*** Supplied records

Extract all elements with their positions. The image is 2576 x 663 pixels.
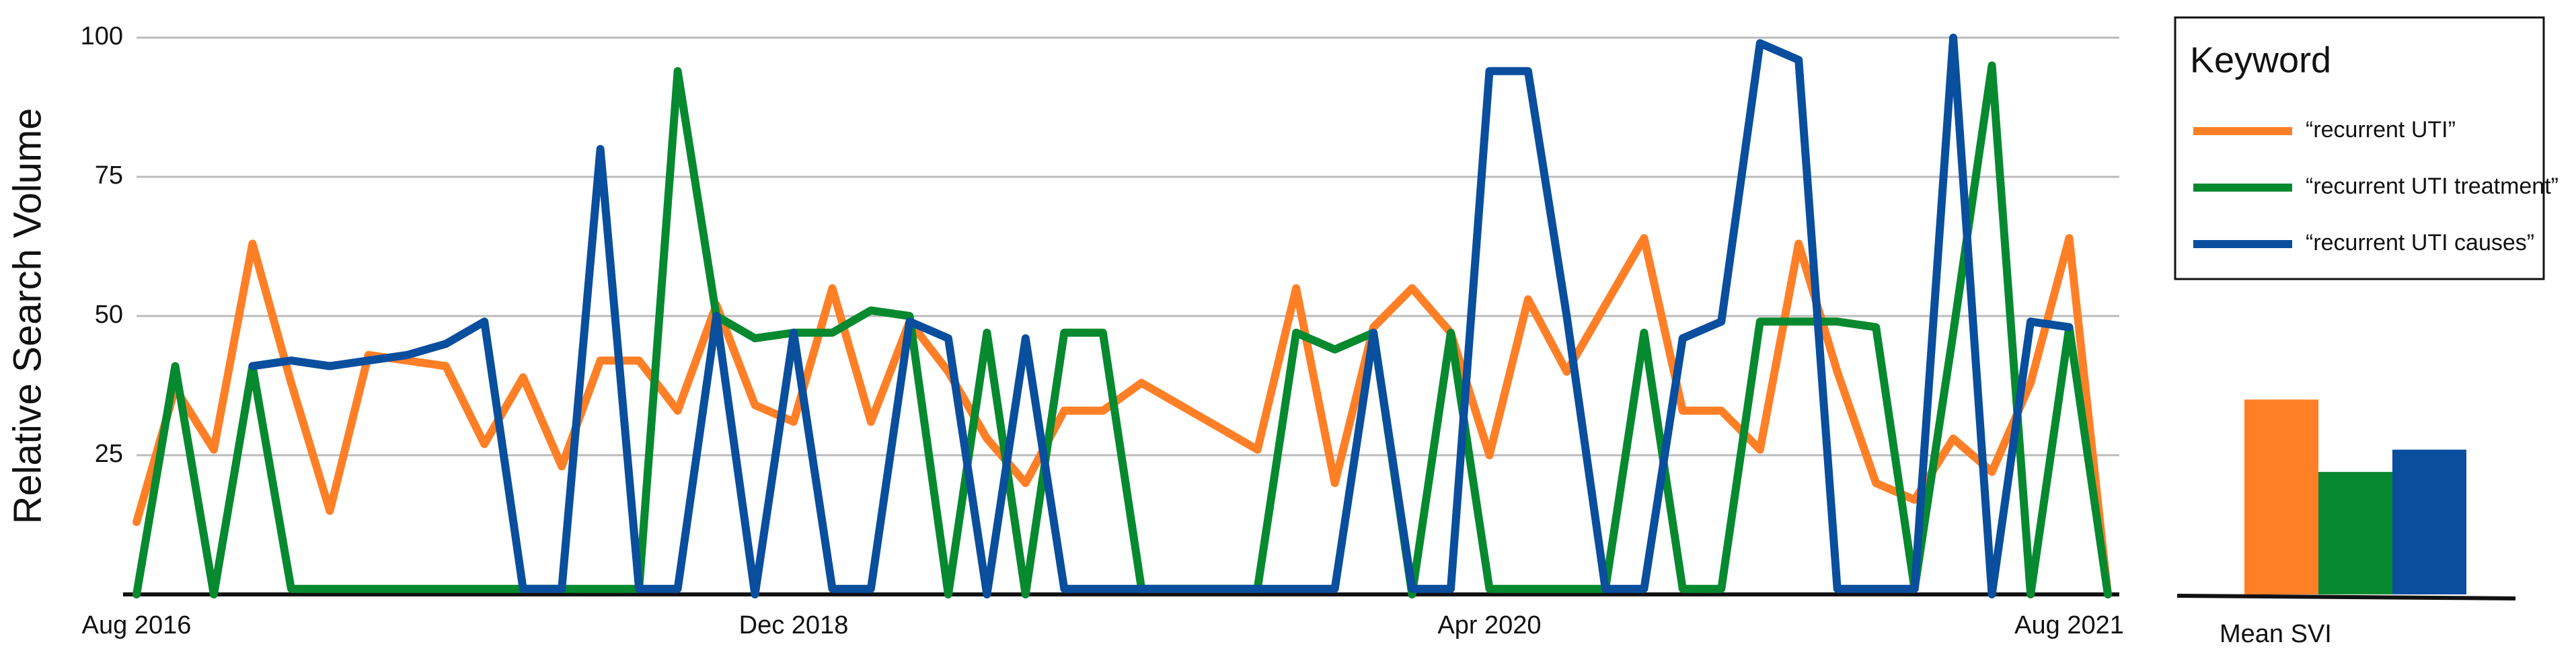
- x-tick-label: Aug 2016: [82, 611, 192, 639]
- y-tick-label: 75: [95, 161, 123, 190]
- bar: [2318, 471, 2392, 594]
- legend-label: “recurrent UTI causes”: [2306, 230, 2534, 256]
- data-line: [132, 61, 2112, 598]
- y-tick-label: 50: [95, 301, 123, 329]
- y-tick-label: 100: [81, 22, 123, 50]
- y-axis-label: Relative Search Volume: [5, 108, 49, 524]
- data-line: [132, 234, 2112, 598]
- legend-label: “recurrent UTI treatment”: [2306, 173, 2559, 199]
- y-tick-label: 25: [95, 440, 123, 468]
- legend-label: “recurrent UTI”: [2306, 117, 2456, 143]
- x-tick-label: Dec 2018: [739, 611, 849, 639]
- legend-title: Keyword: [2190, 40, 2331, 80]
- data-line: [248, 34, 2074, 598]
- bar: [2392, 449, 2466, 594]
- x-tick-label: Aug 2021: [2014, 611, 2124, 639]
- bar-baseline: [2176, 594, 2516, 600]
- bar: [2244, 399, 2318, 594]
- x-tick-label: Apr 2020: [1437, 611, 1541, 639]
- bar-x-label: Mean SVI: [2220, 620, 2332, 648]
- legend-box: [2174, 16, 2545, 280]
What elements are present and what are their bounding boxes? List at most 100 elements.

******

**Exercise requirements**
Please return every line of the records that contains the string "data".

**Result of this task**
- data-line: [132, 61, 2112, 598]
- data-line: [132, 234, 2112, 598]
- data-line: [248, 34, 2074, 598]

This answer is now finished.